• **Required work**
Reproduce all entries verbatim, with nothing added or dropped.

• **Stored rows**
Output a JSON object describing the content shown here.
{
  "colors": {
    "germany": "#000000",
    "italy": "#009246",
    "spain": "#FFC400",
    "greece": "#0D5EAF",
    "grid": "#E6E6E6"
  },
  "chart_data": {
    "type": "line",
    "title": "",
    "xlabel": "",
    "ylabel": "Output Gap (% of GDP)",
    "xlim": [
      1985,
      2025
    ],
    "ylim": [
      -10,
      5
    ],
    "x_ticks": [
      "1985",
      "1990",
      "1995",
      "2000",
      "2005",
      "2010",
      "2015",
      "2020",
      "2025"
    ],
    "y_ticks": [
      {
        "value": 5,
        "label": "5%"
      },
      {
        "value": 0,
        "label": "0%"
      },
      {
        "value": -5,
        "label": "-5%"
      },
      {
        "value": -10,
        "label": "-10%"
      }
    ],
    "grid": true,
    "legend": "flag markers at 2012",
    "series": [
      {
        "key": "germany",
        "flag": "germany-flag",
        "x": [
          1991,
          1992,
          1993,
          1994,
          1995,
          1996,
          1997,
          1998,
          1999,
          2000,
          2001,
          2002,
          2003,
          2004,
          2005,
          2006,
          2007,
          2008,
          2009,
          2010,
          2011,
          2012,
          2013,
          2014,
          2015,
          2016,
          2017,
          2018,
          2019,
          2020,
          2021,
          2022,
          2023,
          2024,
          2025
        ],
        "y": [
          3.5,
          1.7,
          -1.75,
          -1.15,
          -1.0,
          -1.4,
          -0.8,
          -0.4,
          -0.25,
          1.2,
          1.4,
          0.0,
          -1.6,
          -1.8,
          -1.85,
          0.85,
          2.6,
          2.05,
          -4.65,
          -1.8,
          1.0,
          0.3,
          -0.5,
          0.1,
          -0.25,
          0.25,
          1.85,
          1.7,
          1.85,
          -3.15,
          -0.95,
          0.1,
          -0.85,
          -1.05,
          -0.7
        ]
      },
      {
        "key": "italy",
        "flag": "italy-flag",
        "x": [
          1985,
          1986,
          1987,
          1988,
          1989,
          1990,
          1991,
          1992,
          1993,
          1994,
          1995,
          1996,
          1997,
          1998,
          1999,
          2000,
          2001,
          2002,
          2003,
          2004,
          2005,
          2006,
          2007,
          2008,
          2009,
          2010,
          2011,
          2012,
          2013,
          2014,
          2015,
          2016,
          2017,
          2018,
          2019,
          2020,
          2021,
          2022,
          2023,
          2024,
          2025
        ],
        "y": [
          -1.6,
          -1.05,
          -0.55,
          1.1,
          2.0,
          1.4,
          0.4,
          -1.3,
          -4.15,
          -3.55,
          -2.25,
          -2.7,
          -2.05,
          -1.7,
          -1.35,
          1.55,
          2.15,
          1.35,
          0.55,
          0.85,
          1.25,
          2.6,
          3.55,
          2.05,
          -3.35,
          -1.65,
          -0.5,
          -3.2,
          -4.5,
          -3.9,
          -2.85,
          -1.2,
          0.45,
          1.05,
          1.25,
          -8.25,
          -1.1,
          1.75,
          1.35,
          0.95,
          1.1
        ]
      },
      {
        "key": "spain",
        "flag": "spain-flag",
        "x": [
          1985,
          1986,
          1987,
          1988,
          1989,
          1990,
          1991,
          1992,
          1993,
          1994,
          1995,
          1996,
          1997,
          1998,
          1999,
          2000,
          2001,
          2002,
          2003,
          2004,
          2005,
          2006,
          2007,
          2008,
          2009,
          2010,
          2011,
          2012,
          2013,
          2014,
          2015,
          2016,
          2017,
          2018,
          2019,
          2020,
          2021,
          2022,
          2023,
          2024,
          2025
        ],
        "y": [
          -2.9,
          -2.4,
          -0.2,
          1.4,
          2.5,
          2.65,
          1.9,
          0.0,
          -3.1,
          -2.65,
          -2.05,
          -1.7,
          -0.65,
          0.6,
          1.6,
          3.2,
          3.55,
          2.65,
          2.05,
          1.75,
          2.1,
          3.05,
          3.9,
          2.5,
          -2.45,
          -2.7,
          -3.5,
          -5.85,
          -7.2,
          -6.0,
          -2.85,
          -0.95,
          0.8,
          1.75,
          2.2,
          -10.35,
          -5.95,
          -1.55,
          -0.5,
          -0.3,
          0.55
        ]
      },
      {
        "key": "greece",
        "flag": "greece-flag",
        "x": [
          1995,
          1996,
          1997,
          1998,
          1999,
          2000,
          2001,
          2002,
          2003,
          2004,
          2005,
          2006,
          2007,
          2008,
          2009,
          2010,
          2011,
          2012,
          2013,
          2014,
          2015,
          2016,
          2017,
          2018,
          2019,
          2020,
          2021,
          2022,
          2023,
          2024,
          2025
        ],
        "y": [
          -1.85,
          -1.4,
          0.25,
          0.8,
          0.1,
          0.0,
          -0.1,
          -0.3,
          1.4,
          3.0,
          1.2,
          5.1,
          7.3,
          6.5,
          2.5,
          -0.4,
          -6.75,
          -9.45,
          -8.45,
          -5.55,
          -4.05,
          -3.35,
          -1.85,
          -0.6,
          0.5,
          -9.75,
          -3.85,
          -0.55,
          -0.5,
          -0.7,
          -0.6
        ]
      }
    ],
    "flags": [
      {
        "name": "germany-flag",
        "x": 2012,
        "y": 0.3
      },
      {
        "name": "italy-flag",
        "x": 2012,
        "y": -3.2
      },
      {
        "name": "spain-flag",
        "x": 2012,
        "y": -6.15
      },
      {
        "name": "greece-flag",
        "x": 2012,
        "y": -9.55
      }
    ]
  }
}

• **Result below**
Output a JSON object describing the content shown here.
{
  "colors": {
    "germany": "#000000",
    "italy": "#009246",
    "spain": "#FFC400",
    "greece": "#0D5EAF",
    "grid": "#E6E6E6"
  },
  "chart_data": {
    "type": "line",
    "title": "",
    "xlabel": "",
    "ylabel": "Output Gap (% of GDP)",
    "xlim": [
      1985,
      2025
    ],
    "ylim": [
      -10,
      5
    ],
    "x_ticks": [
      "1985",
      "1990",
      "1995",
      "2000",
      "2005",
      "2010",
      "2015",
      "2020",
      "2025"
    ],
    "y_ticks": [
      {
        "value": 5,
        "label": "5%"
      },
      {
        "value": 0,
        "label": "0%"
      },
      {
        "value": -5,
        "label": "-5%"
      },
      {
        "value": -10,
        "label": "-10%"
      }
    ],
    "grid": true,
    "legend": "flag markers at 2012",
    "series": [
      {
        "key": "germany",
        "flag": "germany-flag",
        "x": [
          1991,
          1992,
          1993,
          1994,
          1995,
          1996,
          1997,
          1998,
          1999,
          2000,
          2001,
          2002,
          2003,
          2004,
          2005,
          2006,
          2007,
          2008,
          2009,
          2010,
          2011,
          2012,
          2013,
          2014,
          2015,
          2016,
          2017,
          2018,
          2019,
          2020,
          2021,
          2022,
          2023,
          2024,
          2025
        ],
        "y": [
          3.5,
          1.7,
          -1.75,
          -1.15,
          -1.0,
          -1.4,
          -0.8,
          -0.4,
          -0.25,
          1.2,
          1.4,
          0.0,
          -1.6,
          -1.8,
          -1.85,
          0.85,
          2.6,
          2.05,
          -4.65,
          -1.8,
          1.0,
          0.3,
          -0.5,
          0.1,
          -0.25,
          0.25,
          1.85,
          1.7,
          1.85,
          -3.15,
          -0.95,
          0.1,
          -0.85,
          -1.05,
          -0.7
        ]
      },
      {
        "key": "italy",
        "flag": "italy-flag",
        "x": [
          1985,
          1986,
          1987,
          1988,
          1989,
          1990,
          1991,
          1992,
          1993,
          1994,
          1995,
          1996,
          1997,
          1998,
          1999,
          2000,
          2001,
          2002,
          2003,
          2004,
          2005,
          2006,
          2007,
          2008,
          2009,
          2010,
          2011,
          2012,
          2013,
          2014,
          2015,
          2016,
          2017,
          2018,
          2019,
          2020,
          2021,
          2022,
          2023,
          2024,
          2025
        ],
        "y": [
          -1.6,
          -1.05,
          -0.55,
          1.1,
          2.0,
          1.4,
          0.4,
          -1.3,
          -4.15,
          -3.55,
          -2.25,
          -2.7,
          -2.05,
          -1.7,
          -1.35,
          1.55,
          2.15,
          1.35,
          0.55,
          0.85,
          1.25,
          2.6,
          3.55,
          2.05,
          -3.35,
          -1.65,
          -0.5,
          -3.2,
          -4.5,
          -3.9,
          -2.85,
          -1.2,
          0.45,
          1.05,
          1.25,
          -8.25,
          -1.1,
          1.75,
          1.35,
          0.95,
          1.1
        ]
      },
      {
        "key": "spain",
        "flag": "spain-flag",
        "x": [
          1985,
          1986,
          1987,
          1988,
          1989,
          1990,
          1991,
          1992,
          1993,
          1994,
          1995,
          1996,
          1997,
          1998,
          1999,
          2000,
          2001,
          2002,
          2003,
          2004,
          2005,
          2006,
          2007,
          2008,
          2009,
          2010,
          2011,
          2012,
          2013,
          2014,
          2015,
          2016,
          2017,
          2018,
          2019,
          2020,
          2021,
          2022,
          2023,
          2024,
          2025
        ],
        "y": [
          -2.9,
          -2.4,
          -0.2,
          1.4,
          2.5,
          2.65,
          1.9,
          0.0,
          -3.1,
          -2.65,
          -2.05,
          -1.7,
          -0.65,
          0.6,
          1.6,
          3.2,
          3.55,
          2.65,
          2.05,
          1.75,
          2.1,
          3.05,
          3.9,
          2.5,
          -2.45,
          -2.7,
          -3.5,
          -5.85,
          -7.2,
          -6.0,
          -2.85,
          -0.95,
          0.8,
          1.75,
          2.2,
          -10.35,
          -5.95,
          -1.55,
          -0.5,
          -0.3,
          0.55
        ]
      },
      {
        "key": "greece",
        "flag": "greece-flag",
        "x": [
          1995,
          1996,
          1997,
          1998,
          1999,
          2000,
          2001,
          2002,
          2003,
          2004,
          2005,
          2006,
          2007,
          2008,
          2009,
          2010,
          2011,
          2012,
          2013,
          2014,
          2015,
          2016,
          2017,
          2018,
          2019,
          2020,
          2021,
          2022,
          2023,
          2024,
          2025
        ],
        "y": [
          -1.85,
          -1.4,
          0.25,
          0.8,
          0.1,
          0.0,
          -0.1,
          -0.3,
          1.4,
          3.0,
          1.2,
          5.1,
          7.3,
          6.5,
          2.5,
          -0.4,
          -6.75,
          -9.45,
          -8.45,
          -5.55,
          -4.05,
          -3.35,
          -1.85,
          -0.6,
          0.5,
          -9.75,
          -3.85,
          -0.55,
          -0.5,
          -0.7,
          -0.6
        ]
      }
    ],
    "flags": [
      {
        "name": "germany-flag",
        "x": 2012,
        "y": 0.3
      },
      {
        "name": "italy-flag",
        "x": 2012,
        "y": -3.2
      },
      {
        "name": "spain-flag",
        "x": 2012,
        "y": -6.15
      },
      {
        "name": "greece-flag",
        "x": 2012,
        "y": -9.55
      }
    ]
  }
}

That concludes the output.